### EXERCISE INPUT
#####

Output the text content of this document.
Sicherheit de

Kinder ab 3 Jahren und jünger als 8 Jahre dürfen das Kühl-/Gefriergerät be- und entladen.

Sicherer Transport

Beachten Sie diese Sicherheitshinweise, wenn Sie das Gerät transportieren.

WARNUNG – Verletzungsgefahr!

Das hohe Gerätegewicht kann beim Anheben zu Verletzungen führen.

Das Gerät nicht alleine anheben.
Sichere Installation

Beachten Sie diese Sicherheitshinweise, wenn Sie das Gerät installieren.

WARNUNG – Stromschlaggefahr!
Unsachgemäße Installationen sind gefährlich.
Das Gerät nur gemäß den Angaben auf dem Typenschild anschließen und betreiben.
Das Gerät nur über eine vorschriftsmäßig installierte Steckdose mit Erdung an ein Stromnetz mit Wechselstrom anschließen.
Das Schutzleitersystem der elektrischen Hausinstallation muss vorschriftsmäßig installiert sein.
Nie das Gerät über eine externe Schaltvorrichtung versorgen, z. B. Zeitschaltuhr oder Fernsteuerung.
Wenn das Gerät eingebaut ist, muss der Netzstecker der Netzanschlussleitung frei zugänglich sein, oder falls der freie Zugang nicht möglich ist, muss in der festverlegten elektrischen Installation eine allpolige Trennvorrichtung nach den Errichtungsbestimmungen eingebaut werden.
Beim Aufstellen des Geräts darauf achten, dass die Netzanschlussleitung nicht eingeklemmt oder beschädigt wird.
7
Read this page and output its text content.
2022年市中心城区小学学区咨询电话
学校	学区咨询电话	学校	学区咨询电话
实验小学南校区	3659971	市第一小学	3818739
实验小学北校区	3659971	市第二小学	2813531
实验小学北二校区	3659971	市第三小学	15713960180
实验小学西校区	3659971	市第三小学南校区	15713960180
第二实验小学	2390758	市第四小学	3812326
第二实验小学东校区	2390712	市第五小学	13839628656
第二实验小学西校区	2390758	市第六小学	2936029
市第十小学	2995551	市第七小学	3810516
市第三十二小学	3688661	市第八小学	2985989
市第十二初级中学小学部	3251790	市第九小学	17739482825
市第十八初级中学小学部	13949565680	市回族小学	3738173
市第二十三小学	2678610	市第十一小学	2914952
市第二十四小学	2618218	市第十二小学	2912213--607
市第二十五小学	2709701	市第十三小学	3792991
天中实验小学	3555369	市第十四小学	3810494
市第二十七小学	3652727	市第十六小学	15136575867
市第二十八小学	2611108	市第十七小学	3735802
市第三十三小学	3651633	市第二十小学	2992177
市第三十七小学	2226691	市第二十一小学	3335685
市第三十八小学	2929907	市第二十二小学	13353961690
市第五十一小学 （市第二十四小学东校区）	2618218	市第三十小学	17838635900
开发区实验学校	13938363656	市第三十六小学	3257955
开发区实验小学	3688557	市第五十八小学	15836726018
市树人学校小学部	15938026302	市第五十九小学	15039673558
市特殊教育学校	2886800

#####

### SHORT PROBLEM
Make an exact copy of all the data.

### THE ANSWER
Output the text content of this document.
Sicherheit de

Kinder ab 3 Jahren und jünger als 8 Jahre dürfen das Kühl-/Gefriergerät be- und entladen.

Sicherer Transport

Beachten Sie diese Sicherheitshinweise, wenn Sie das Gerät transportieren.

WARNUNG – Verletzungsgefahr!

Das hohe Gerätegewicht kann beim Anheben zu Verletzungen führen.

Das Gerät nicht alleine anheben.
Sichere Installation

Beachten Sie diese Sicherheitshinweise, wenn Sie das Gerät installieren.

WARNUNG – Stromschlaggefahr!
Unsachgemäße Installationen sind gefährlich.
Das Gerät nur gemäß den Angaben auf dem Typenschild anschließen und betreiben.
Das Gerät nur über eine vorschriftsmäßig installierte Steckdose mit Erdung an ein Stromnetz mit Wechselstrom anschließen.
Das Schutzleitersystem der elektrischen Hausinstallation muss vorschriftsmäßig installiert sein.
Nie das Gerät über eine externe Schaltvorrichtung versorgen, z. B. Zeitschaltuhr oder Fernsteuerung.
Wenn das Gerät eingebaut ist, muss der Netzstecker der Netzanschlussleitung frei zugänglich sein, oder falls der freie Zugang nicht möglich ist, muss in der festverlegten elektrischen Installation eine allpolige Trennvorrichtung nach den Errichtungsbestimmungen eingebaut werden.
Beim Aufstellen des Geräts darauf achten, dass die Netzanschlussleitung nicht eingeklemmt oder beschädigt wird.
7
Read this page and output its text content.
2022年市中心城区小学学区咨询电话
学校	学区咨询电话	学校	学区咨询电话
实验小学南校区	3659971	市第一小学	3818739
实验小学北校区	3659971	市第二小学	2813531
实验小学北二校区	3659971	市第三小学	15713960180
实验小学西校区	3659971	市第三小学南校区	15713960180
第二实验小学	2390758	市第四小学	3812326
第二实验小学东校区	2390712	市第五小学	13839628656
第二实验小学西校区	2390758	市第六小学	2936029
市第十小学	2995551	市第七小学	3810516
市第三十二小学	3688661	市第八小学	2985989
市第十二初级中学小学部	3251790	市第九小学	17739482825
市第十八初级中学小学部	13949565680	市回族小学	3738173
市第二十三小学	2678610	市第十一小学	2914952
市第二十四小学	2618218	市第十二小学	2912213--607
市第二十五小学	2709701	市第十三小学	3792991
天中实验小学	3555369	市第十四小学	3810494
市第二十七小学	3652727	市第十六小学	15136575867
市第二十八小学	2611108	市第十七小学	3735802
市第三十三小学	3651633	市第二十小学	2992177
市第三十七小学	2226691	市第二十一小学	3335685
市第三十八小学	2929907	市第二十二小学	13353961690
市第五十一小学 （市第二十四小学东校区）	2618218	市第三十小学	17838635900
开发区实验学校	13938363656	市第三十六小学	3257955
开发区实验小学	3688557	市第五十八小学	15836726018
市树人学校小学部	15938026302	市第五十九小学	15039673558
市特殊教育学校	2886800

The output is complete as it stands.